■ **Work to complete**
The entries below should be transcribed in their entirety, exactly as written.

■ **Dataset excerpts**

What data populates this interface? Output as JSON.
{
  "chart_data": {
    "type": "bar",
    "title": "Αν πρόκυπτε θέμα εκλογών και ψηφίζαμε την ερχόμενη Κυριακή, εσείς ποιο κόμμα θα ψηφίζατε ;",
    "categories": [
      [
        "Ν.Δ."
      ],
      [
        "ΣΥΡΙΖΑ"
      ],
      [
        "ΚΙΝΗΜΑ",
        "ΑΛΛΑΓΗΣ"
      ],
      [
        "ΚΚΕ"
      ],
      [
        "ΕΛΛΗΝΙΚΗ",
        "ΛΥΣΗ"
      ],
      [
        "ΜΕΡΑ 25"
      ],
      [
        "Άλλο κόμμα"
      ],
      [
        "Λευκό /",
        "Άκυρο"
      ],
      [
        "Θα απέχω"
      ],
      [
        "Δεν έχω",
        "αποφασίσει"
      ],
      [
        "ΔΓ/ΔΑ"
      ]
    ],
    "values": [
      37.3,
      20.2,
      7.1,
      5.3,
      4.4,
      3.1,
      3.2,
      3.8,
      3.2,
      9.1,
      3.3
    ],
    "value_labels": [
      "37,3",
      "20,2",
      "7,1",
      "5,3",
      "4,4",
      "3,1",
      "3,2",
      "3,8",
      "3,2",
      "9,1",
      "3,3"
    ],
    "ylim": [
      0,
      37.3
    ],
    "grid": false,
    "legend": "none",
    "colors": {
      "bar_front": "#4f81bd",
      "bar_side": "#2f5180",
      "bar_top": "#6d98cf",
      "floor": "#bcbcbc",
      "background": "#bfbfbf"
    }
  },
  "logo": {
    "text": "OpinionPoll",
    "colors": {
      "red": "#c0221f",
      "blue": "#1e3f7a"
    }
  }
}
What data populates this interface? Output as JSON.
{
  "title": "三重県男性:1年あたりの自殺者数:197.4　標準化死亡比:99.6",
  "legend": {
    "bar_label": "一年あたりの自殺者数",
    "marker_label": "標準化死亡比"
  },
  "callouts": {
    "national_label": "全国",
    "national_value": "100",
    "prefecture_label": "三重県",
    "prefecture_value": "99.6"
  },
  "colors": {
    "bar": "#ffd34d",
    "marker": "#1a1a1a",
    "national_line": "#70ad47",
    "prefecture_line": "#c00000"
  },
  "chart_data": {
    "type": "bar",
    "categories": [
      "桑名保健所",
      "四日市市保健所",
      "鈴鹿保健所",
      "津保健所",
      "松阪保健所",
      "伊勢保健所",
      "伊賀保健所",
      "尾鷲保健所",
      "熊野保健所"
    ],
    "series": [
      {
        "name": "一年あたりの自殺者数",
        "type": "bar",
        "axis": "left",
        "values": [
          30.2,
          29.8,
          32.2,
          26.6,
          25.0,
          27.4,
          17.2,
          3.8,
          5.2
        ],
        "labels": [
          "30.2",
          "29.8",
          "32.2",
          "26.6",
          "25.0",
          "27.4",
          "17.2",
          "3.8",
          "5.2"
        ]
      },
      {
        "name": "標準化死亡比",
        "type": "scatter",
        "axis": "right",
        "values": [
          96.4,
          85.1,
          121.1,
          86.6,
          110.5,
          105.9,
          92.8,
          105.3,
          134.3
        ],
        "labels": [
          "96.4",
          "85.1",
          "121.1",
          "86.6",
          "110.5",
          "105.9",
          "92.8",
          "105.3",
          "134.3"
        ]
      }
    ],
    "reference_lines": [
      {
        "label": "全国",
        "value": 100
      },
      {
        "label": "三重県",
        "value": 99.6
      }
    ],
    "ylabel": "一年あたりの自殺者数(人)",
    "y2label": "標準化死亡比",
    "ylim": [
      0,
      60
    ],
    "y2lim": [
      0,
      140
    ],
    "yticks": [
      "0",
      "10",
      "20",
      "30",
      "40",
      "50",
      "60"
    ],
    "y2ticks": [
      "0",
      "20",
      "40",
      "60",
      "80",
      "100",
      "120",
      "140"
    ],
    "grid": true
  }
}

■ **Final answer**
What data populates this interface? Output as JSON.
{
  "chart_data": {
    "type": "bar",
    "title": "Αν πρόκυπτε θέμα εκλογών και ψηφίζαμε την ερχόμενη Κυριακή, εσείς ποιο κόμμα θα ψηφίζατε ;",
    "categories": [
      [
        "Ν.Δ."
      ],
      [
        "ΣΥΡΙΖΑ"
      ],
      [
        "ΚΙΝΗΜΑ",
        "ΑΛΛΑΓΗΣ"
      ],
      [
        "ΚΚΕ"
      ],
      [
        "ΕΛΛΗΝΙΚΗ",
        "ΛΥΣΗ"
      ],
      [
        "ΜΕΡΑ 25"
      ],
      [
        "Άλλο κόμμα"
      ],
      [
        "Λευκό /",
        "Άκυρο"
      ],
      [
        "Θα απέχω"
      ],
      [
        "Δεν έχω",
        "αποφασίσει"
      ],
      [
        "ΔΓ/ΔΑ"
      ]
    ],
    "values": [
      37.3,
      20.2,
      7.1,
      5.3,
      4.4,
      3.1,
      3.2,
      3.8,
      3.2,
      9.1,
      3.3
    ],
    "value_labels": [
      "37,3",
      "20,2",
      "7,1",
      "5,3",
      "4,4",
      "3,1",
      "3,2",
      "3,8",
      "3,2",
      "9,1",
      "3,3"
    ],
    "ylim": [
      0,
      37.3
    ],
    "grid": false,
    "legend": "none",
    "colors": {
      "bar_front": "#4f81bd",
      "bar_side": "#2f5180",
      "bar_top": "#6d98cf",
      "floor": "#bcbcbc",
      "background": "#bfbfbf"
    }
  },
  "logo": {
    "text": "OpinionPoll",
    "colors": {
      "red": "#c0221f",
      "blue": "#1e3f7a"
    }
  }
}
What data populates this interface? Output as JSON.
{
  "title": "三重県男性:1年あたりの自殺者数:197.4　標準化死亡比:99.6",
  "legend": {
    "bar_label": "一年あたりの自殺者数",
    "marker_label": "標準化死亡比"
  },
  "callouts": {
    "national_label": "全国",
    "national_value": "100",
    "prefecture_label": "三重県",
    "prefecture_value": "99.6"
  },
  "colors": {
    "bar": "#ffd34d",
    "marker": "#1a1a1a",
    "national_line": "#70ad47",
    "prefecture_line": "#c00000"
  },
  "chart_data": {
    "type": "bar",
    "categories": [
      "桑名保健所",
      "四日市市保健所",
      "鈴鹿保健所",
      "津保健所",
      "松阪保健所",
      "伊勢保健所",
      "伊賀保健所",
      "尾鷲保健所",
      "熊野保健所"
    ],
    "series": [
      {
        "name": "一年あたりの自殺者数",
        "type": "bar",
        "axis": "left",
        "values": [
          30.2,
          29.8,
          32.2,
          26.6,
          25.0,
          27.4,
          17.2,
          3.8,
          5.2
        ],
        "labels": [
          "30.2",
          "29.8",
          "32.2",
          "26.6",
          "25.0",
          "27.4",
          "17.2",
          "3.8",
          "5.2"
        ]
      },
      {
        "name": "標準化死亡比",
        "type": "scatter",
        "axis": "right",
        "values": [
          96.4,
          85.1,
          121.1,
          86.6,
          110.5,
          105.9,
          92.8,
          105.3,
          134.3
        ],
        "labels": [
          "96.4",
          "85.1",
          "121.1",
          "86.6",
          "110.5",
          "105.9",
          "92.8",
          "105.3",
          "134.3"
        ]
      }
    ],
    "reference_lines": [
      {
        "label": "全国",
        "value": 100
      },
      {
        "label": "三重県",
        "value": 99.6
      }
    ],
    "ylabel": "一年あたりの自殺者数(人)",
    "y2label": "標準化死亡比",
    "ylim": [
      0,
      60
    ],
    "y2lim": [
      0,
      140
    ],
    "yticks": [
      "0",
      "10",
      "20",
      "30",
      "40",
      "50",
      "60"
    ],
    "y2ticks": [
      "0",
      "20",
      "40",
      "60",
      "80",
      "100",
      "120",
      "140"
    ],
    "grid": true
  }
}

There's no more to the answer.